Excerpted text below:

In normal telephone conversations, a majority of time is spent in a latent (idle) state. TASI trunks will allocate “snippets” of voice from another channel during this idle time. If an individual were to monitor these TASI trunks, they would hear bits and pieces of various conversations. The signaling channel is used for the signaling conversion between End-Point PBX (Private Branch Exchange) units and also for the allocation of bandwidth once incoming speech energy has been detected.
As digital speech processing became more common, TASI systems were created that had analog inputs, and digital outputs. This type of multiplexing technique is more commonly known as “Digital Speech Interpolation” (DSI).
Unfortunately, TASI and DSI systems suffer from a few drawbacks. First, there can be a lot of voice “clipping” noticed by users. This occurs when a little bit of speech is lost while waiting for the TASI mux to detect valid speech and allocate bandwidth. Clipping also occurs when there just isn’t bandwidth present at the moment. Also, TASI and DSI units are very susceptible to audio input levels and may have problems with the transport of voiceband data (e.g. VF modem) signals.
Cell-Relay Transmission
In Cell-Relay systems, data is broken up into basic units (called “cells”) and transported through the network. A standard cell-size is defined as consisting of 53 8-bit bytes. These 53 bytes consist of 48 bytes of Payload (data) and 5 bytes of Header (routing) information.
Cell-Relay operation is somewhat analogous to a processor bus. Instead of a 32-bit data buss, there is a 53-byte data buss. Instead of a 64-bit address buss, there is a 5-byte address buss. While the bus operates synchronously, under control of a buss clock, the buss function itself is asynchronous (similar in operation to an ordinary microprocessor bus). But instead of the transfer being parallel, a a high-speed serial ATM facility is used. That’s Cell Relay!
As mentioned in the paragraph above, the buss function is asynchronous. That means that the I/O data (CPU modules in the above example) will immediately arbitrate for the facility (processor buss) when there is data destined for it. If there is a conflict, somebody loses, and data is lost. It is up to the application to recover (or not!) from the error condition.

End of Excerpted text.

▶ _To do_: Continue the passage on TASI and cell-relay transmission, picking up right after the sentence that ends "recover (or not!) from the error condition."

Supplied records below:

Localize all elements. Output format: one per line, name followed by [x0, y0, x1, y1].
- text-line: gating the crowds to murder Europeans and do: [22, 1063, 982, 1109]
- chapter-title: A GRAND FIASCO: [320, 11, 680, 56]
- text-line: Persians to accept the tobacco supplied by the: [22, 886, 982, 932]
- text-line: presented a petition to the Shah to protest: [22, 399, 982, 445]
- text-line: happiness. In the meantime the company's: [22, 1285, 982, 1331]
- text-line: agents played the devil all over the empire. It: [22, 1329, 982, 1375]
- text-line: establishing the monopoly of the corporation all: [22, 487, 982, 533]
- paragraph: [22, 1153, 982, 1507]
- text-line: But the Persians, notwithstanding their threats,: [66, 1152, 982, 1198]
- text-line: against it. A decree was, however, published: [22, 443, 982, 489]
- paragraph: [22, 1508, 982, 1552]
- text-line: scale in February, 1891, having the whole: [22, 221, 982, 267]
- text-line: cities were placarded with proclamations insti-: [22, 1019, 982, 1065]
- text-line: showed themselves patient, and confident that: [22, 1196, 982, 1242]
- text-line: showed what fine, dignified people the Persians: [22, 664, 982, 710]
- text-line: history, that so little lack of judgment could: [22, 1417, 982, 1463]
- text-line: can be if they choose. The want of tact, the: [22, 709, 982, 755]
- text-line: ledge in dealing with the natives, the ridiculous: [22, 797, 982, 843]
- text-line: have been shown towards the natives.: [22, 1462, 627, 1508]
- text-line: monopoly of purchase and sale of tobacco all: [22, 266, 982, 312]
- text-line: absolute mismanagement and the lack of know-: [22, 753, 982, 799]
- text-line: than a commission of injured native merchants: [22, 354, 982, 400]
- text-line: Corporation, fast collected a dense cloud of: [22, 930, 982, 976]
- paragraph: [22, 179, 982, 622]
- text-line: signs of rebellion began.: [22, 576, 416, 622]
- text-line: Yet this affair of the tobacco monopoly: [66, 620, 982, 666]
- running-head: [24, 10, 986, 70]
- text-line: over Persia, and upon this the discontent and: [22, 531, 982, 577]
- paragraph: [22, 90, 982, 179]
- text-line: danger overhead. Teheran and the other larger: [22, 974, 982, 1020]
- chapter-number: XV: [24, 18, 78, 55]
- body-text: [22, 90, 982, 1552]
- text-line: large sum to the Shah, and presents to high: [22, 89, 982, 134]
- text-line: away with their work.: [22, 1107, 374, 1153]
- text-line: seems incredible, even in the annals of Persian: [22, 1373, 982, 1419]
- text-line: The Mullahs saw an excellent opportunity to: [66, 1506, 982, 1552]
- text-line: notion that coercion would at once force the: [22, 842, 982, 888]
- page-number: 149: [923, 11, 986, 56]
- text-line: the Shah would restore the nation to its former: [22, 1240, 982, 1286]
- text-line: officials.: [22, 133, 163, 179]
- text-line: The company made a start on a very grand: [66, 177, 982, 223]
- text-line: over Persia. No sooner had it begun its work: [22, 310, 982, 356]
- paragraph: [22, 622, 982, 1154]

End of Supplied records.

▶ _Expected answer_:
Cell-Relay operation can be summarized as being similar to Conventional TDM, except that is has properties of asynchronous transfer. When operating with very high speed facilities, Cell-Relay has the ability to integrate Local Area Networks (LANs) and Wide Area Networks (WANs).
Some Cell-Relay transmission services are now under development, or available on a limited basis:
Asynchronous Transfer Mode (ATM)
Switched MultiMegabit Data Service (SMDS)
Asynchronous Transfer Mode (ATM)
ATM is a cell-based transport mechanism that evolved from the development of the Broadband ISDN (B-ISDN) standards. ATM does not stand for Automatic Teller Machine, or Ascom Timeplex Multiplexers (although that might apply!); rather, it defines the asynchronous transport of cells (Cell-Relay). Perhaps even more important, ATM is associated with a process known as ATM Adaptation Layer. AAL describes how various I/O traffic types are converted into cells!
The Adaptation process and the serial transport of cells is commonly referred to as “Fast Packet Multiplexing” (FPM). While similar in concept, FPMs do not necessarily conform to ATM standards or switching conventions.
Switched MultiMegabit Data Service (SMDS)
Similar to ATM, but designed for operation at lower rates (64 KBPS – 155.520 MBPS). SMDS services ARE AVAILABLE NOW from many of Local Exchange Carriers (LECs). International and domestic Carrier services are available as well.
SMDS offers customers alternatives to Frame Relay transport. SMDS addressing utilizes the CCITT (now ITU) E.164 addressing scheme, making addressing much more manageable for customers. Also, SMDS is available at higher rates than Frame Relay (which typically tops out at T1 rate – 1.544 MBPS).